What follows is a block of records; restate each one word for word.

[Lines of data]
—————
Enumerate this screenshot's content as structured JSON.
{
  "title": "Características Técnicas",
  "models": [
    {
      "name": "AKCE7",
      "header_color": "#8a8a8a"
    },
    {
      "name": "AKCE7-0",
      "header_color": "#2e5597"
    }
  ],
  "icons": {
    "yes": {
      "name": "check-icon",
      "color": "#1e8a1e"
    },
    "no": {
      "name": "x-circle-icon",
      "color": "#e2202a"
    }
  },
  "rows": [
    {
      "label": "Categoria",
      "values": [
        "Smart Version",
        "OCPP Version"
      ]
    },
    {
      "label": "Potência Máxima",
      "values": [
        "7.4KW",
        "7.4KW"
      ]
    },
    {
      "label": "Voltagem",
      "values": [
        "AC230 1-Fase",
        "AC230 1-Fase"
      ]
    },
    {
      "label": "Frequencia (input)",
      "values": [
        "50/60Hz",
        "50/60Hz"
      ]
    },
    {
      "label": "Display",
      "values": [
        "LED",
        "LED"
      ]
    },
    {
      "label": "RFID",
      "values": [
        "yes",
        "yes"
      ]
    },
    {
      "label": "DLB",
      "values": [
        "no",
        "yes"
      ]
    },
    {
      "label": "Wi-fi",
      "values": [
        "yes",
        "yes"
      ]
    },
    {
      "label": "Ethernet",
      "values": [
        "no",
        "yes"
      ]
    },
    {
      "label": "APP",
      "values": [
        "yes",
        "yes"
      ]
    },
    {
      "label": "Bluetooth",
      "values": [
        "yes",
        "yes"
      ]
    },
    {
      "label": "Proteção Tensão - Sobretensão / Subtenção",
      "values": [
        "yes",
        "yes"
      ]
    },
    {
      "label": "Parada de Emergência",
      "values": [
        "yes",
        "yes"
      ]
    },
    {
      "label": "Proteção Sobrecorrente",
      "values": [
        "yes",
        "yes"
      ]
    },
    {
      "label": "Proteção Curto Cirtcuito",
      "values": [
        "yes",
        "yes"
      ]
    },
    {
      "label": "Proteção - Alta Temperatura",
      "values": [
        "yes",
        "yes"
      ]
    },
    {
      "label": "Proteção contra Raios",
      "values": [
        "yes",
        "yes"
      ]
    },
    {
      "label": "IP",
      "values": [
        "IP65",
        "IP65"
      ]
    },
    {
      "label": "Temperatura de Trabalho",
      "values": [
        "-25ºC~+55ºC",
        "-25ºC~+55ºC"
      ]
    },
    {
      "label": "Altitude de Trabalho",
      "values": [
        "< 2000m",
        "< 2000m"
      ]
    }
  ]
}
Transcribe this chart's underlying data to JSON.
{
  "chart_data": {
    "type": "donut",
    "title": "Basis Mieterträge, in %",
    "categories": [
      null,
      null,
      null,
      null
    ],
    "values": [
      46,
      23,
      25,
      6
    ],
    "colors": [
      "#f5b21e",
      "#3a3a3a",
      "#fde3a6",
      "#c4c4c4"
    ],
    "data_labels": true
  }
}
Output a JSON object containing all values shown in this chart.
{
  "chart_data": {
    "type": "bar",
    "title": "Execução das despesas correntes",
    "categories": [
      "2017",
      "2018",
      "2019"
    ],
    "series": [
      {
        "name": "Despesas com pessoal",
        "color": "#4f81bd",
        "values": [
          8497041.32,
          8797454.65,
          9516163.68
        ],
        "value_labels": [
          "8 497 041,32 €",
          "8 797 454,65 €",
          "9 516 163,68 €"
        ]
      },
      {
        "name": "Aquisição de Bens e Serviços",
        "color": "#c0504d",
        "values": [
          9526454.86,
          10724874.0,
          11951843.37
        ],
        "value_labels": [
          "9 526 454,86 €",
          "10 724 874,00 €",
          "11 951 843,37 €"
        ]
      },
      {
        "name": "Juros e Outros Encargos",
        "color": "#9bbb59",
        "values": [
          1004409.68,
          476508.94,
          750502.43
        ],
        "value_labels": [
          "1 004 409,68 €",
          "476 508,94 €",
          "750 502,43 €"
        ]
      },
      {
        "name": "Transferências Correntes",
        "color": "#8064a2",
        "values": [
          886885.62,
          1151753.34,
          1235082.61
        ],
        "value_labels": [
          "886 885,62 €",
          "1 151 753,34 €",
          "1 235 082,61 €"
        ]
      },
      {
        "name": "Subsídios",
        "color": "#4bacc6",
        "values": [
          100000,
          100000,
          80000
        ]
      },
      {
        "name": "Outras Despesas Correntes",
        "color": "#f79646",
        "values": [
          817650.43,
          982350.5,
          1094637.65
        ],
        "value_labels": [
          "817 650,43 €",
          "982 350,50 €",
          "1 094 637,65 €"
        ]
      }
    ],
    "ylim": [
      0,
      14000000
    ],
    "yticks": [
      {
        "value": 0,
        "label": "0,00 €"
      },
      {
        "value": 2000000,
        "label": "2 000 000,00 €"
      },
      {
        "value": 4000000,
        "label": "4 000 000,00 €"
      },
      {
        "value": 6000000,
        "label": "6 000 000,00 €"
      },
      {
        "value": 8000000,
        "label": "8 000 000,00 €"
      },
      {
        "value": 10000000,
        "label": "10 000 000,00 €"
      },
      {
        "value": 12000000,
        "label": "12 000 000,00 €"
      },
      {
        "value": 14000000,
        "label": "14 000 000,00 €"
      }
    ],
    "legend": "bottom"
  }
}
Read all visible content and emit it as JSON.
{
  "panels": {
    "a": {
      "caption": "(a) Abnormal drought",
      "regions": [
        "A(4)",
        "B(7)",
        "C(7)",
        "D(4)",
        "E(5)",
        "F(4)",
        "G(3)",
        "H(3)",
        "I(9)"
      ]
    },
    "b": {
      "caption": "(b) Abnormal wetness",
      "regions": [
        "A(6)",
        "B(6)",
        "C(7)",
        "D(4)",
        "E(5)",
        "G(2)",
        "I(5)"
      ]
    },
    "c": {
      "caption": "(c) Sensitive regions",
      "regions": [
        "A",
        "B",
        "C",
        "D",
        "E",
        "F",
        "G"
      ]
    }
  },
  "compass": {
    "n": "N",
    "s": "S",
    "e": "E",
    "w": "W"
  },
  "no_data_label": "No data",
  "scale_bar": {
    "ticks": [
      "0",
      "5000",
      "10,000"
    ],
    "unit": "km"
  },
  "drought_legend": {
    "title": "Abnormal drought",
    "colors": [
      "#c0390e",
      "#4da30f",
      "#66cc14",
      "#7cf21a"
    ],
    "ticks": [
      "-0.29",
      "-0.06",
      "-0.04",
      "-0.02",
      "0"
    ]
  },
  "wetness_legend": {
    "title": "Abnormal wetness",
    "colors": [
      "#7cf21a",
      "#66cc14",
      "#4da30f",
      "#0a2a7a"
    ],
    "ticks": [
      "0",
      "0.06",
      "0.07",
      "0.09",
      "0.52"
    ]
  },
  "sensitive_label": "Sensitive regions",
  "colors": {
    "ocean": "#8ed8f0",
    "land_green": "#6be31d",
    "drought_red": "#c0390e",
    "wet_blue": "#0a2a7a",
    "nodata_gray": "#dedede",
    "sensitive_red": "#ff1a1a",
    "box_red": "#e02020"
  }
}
—————
RESPONSE>
Enumerate this screenshot's content as structured JSON.
{
  "title": "Características Técnicas",
  "models": [
    {
      "name": "AKCE7",
      "header_color": "#8a8a8a"
    },
    {
      "name": "AKCE7-0",
      "header_color": "#2e5597"
    }
  ],
  "icons": {
    "yes": {
      "name": "check-icon",
      "color": "#1e8a1e"
    },
    "no": {
      "name": "x-circle-icon",
      "color": "#e2202a"
    }
  },
  "rows": [
    {
      "label": "Categoria",
      "values": [
        "Smart Version",
        "OCPP Version"
      ]
    },
    {
      "label": "Potência Máxima",
      "values": [
        "7.4KW",
        "7.4KW"
      ]
    },
    {
      "label": "Voltagem",
      "values": [
        "AC230 1-Fase",
        "AC230 1-Fase"
      ]
    },
    {
      "label": "Frequencia (input)",
      "values": [
        "50/60Hz",
        "50/60Hz"
      ]
    },
    {
      "label": "Display",
      "values": [
        "LED",
        "LED"
      ]
    },
    {
      "label": "RFID",
      "values": [
        "yes",
        "yes"
      ]
    },
    {
      "label": "DLB",
      "values": [
        "no",
        "yes"
      ]
    },
    {
      "label": "Wi-fi",
      "values": [
        "yes",
        "yes"
      ]
    },
    {
      "label": "Ethernet",
      "values": [
        "no",
        "yes"
      ]
    },
    {
      "label": "APP",
      "values": [
        "yes",
        "yes"
      ]
    },
    {
      "label": "Bluetooth",
      "values": [
        "yes",
        "yes"
      ]
    },
    {
      "label": "Proteção Tensão - Sobretensão / Subtenção",
      "values": [
        "yes",
        "yes"
      ]
    },
    {
      "label": "Parada de Emergência",
      "values": [
        "yes",
        "yes"
      ]
    },
    {
      "label": "Proteção Sobrecorrente",
      "values": [
        "yes",
        "yes"
      ]
    },
    {
      "label": "Proteção Curto Cirtcuito",
      "values": [
        "yes",
        "yes"
      ]
    },
    {
      "label": "Proteção - Alta Temperatura",
      "values": [
        "yes",
        "yes"
      ]
    },
    {
      "label": "Proteção contra Raios",
      "values": [
        "yes",
        "yes"
      ]
    },
    {
      "label": "IP",
      "values": [
        "IP65",
        "IP65"
      ]
    },
    {
      "label": "Temperatura de Trabalho",
      "values": [
        "-25ºC~+55ºC",
        "-25ºC~+55ºC"
      ]
    },
    {
      "label": "Altitude de Trabalho",
      "values": [
        "< 2000m",
        "< 2000m"
      ]
    }
  ]
}
Transcribe this chart's underlying data to JSON.
{
  "chart_data": {
    "type": "donut",
    "title": "Basis Mieterträge, in %",
    "categories": [
      null,
      null,
      null,
      null
    ],
    "values": [
      46,
      23,
      25,
      6
    ],
    "colors": [
      "#f5b21e",
      "#3a3a3a",
      "#fde3a6",
      "#c4c4c4"
    ],
    "data_labels": true
  }
}
Output a JSON object containing all values shown in this chart.
{
  "chart_data": {
    "type": "bar",
    "title": "Execução das despesas correntes",
    "categories": [
      "2017",
      "2018",
      "2019"
    ],
    "series": [
      {
        "name": "Despesas com pessoal",
        "color": "#4f81bd",
        "values": [
          8497041.32,
          8797454.65,
          9516163.68
        ],
        "value_labels": [
          "8 497 041,32 €",
          "8 797 454,65 €",
          "9 516 163,68 €"
        ]
      },
      {
        "name": "Aquisição de Bens e Serviços",
        "color": "#c0504d",
        "values": [
          9526454.86,
          10724874.0,
          11951843.37
        ],
        "value_labels": [
          "9 526 454,86 €",
          "10 724 874,00 €",
          "11 951 843,37 €"
        ]
      },
      {
        "name": "Juros e Outros Encargos",
        "color": "#9bbb59",
        "values": [
          1004409.68,
          476508.94,
          750502.43
        ],
        "value_labels": [
          "1 004 409,68 €",
          "476 508,94 €",
          "750 502,43 €"
        ]
      },
      {
        "name": "Transferências Correntes",
        "color": "#8064a2",
        "values": [
          886885.62,
          1151753.34,
          1235082.61
        ],
        "value_labels": [
          "886 885,62 €",
          "1 151 753,34 €",
          "1 235 082,61 €"
        ]
      },
      {
        "name": "Subsídios",
        "color": "#4bacc6",
        "values": [
          100000,
          100000,
          80000
        ]
      },
      {
        "name": "Outras Despesas Correntes",
        "color": "#f79646",
        "values": [
          817650.43,
          982350.5,
          1094637.65
        ],
        "value_labels": [
          "817 650,43 €",
          "982 350,50 €",
          "1 094 637,65 €"
        ]
      }
    ],
    "ylim": [
      0,
      14000000
    ],
    "yticks": [
      {
        "value": 0,
        "label": "0,00 €"
      },
      {
        "value": 2000000,
        "label": "2 000 000,00 €"
      },
      {
        "value": 4000000,
        "label": "4 000 000,00 €"
      },
      {
        "value": 6000000,
        "label": "6 000 000,00 €"
      },
      {
        "value": 8000000,
        "label": "8 000 000,00 €"
      },
      {
        "value": 10000000,
        "label": "10 000 000,00 €"
      },
      {
        "value": 12000000,
        "label": "12 000 000,00 €"
      },
      {
        "value": 14000000,
        "label": "14 000 000,00 €"
      }
    ],
    "legend": "bottom"
  }
}
Read all visible content and emit it as JSON.
{
  "panels": {
    "a": {
      "caption": "(a) Abnormal drought",
      "regions": [
        "A(4)",
        "B(7)",
        "C(7)",
        "D(4)",
        "E(5)",
        "F(4)",
        "G(3)",
        "H(3)",
        "I(9)"
      ]
    },
    "b": {
      "caption": "(b) Abnormal wetness",
      "regions": [
        "A(6)",
        "B(6)",
        "C(7)",
        "D(4)",
        "E(5)",
        "G(2)",
        "I(5)"
      ]
    },
    "c": {
      "caption": "(c) Sensitive regions",
      "regions": [
        "A",
        "B",
        "C",
        "D",
        "E",
        "F",
        "G"
      ]
    }
  },
  "compass": {
    "n": "N",
    "s": "S",
    "e": "E",
    "w": "W"
  },
  "no_data_label": "No data",
  "scale_bar": {
    "ticks": [
      "0",
      "5000",
      "10,000"
    ],
    "unit": "km"
  },
  "drought_legend": {
    "title": "Abnormal drought",
    "colors": [
      "#c0390e",
      "#4da30f",
      "#66cc14",
      "#7cf21a"
    ],
    "ticks": [
      "-0.29",
      "-0.06",
      "-0.04",
      "-0.02",
      "0"
    ]
  },
  "wetness_legend": {
    "title": "Abnormal wetness",
    "colors": [
      "#7cf21a",
      "#66cc14",
      "#4da30f",
      "#0a2a7a"
    ],
    "ticks": [
      "0",
      "0.06",
      "0.07",
      "0.09",
      "0.52"
    ]
  },
  "sensitive_label": "Sensitive regions",
  "colors": {
    "ocean": "#8ed8f0",
    "land_green": "#6be31d",
    "drought_red": "#c0390e",
    "wet_blue": "#0a2a7a",
    "nodata_gray": "#dedede",
    "sensitive_red": "#ff1a1a",
    "box_red": "#e02020"
  }
}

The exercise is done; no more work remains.